▶ **Exercise instructions**: Report how many lines contain the word "value", with no other text.

▶ **Input for this task**:
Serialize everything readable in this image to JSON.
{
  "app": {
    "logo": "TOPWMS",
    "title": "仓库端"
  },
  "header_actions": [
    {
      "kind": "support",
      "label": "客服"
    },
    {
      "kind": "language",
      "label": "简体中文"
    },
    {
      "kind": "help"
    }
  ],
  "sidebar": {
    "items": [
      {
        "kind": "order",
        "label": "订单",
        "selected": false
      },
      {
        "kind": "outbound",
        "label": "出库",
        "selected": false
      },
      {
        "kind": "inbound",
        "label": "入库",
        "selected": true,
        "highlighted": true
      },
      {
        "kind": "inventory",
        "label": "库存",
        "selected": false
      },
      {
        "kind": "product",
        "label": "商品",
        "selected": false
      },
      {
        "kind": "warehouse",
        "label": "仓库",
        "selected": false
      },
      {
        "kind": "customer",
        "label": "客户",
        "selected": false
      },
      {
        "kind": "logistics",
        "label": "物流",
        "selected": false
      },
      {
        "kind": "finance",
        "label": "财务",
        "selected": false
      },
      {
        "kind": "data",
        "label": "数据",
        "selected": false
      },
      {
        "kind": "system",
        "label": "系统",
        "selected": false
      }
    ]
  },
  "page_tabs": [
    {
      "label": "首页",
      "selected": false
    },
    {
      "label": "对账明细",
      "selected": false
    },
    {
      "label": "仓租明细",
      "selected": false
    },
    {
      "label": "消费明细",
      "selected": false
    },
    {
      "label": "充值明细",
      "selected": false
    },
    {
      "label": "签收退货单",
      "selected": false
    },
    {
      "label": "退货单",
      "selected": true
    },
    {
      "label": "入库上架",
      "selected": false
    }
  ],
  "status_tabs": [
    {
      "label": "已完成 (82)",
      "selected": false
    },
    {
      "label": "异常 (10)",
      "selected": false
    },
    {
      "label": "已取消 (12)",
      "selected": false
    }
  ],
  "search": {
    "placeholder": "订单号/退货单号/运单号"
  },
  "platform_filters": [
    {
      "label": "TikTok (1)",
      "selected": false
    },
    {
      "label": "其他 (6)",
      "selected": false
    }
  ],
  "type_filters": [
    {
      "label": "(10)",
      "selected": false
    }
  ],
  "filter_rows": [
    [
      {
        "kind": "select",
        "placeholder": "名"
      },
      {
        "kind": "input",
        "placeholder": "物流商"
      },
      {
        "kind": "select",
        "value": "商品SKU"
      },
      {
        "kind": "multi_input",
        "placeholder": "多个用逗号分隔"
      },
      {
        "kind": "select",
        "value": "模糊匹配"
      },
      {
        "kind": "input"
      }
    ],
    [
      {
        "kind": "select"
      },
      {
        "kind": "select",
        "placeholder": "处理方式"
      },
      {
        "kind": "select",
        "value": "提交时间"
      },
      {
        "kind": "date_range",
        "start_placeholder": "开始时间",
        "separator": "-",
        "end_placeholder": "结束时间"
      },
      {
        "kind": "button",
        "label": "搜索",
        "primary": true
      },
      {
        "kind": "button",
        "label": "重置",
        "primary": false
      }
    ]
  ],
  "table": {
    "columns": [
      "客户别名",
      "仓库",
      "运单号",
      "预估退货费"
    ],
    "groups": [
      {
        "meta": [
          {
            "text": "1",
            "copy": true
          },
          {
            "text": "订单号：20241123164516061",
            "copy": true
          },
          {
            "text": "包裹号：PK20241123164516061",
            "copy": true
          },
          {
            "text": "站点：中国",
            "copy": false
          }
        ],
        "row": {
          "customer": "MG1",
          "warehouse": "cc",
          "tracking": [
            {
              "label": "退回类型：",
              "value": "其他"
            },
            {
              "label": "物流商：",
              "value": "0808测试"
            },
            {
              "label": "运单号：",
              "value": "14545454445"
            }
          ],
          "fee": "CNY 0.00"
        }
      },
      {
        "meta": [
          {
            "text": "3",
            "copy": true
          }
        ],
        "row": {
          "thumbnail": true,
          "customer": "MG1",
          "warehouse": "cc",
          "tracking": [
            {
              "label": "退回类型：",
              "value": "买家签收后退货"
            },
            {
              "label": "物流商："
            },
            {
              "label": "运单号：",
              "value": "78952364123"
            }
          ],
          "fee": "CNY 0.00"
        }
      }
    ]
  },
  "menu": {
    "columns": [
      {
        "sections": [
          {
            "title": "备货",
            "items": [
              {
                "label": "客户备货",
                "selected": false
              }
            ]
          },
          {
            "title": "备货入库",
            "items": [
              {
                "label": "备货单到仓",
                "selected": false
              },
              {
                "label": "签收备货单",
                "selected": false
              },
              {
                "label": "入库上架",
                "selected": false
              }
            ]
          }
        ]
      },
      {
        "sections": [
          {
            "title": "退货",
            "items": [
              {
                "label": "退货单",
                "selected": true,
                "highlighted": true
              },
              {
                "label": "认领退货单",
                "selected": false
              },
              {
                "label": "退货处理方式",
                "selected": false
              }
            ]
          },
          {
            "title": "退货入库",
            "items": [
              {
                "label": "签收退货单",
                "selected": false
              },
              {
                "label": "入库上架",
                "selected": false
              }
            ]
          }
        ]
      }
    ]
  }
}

▶ **Task answer**: 8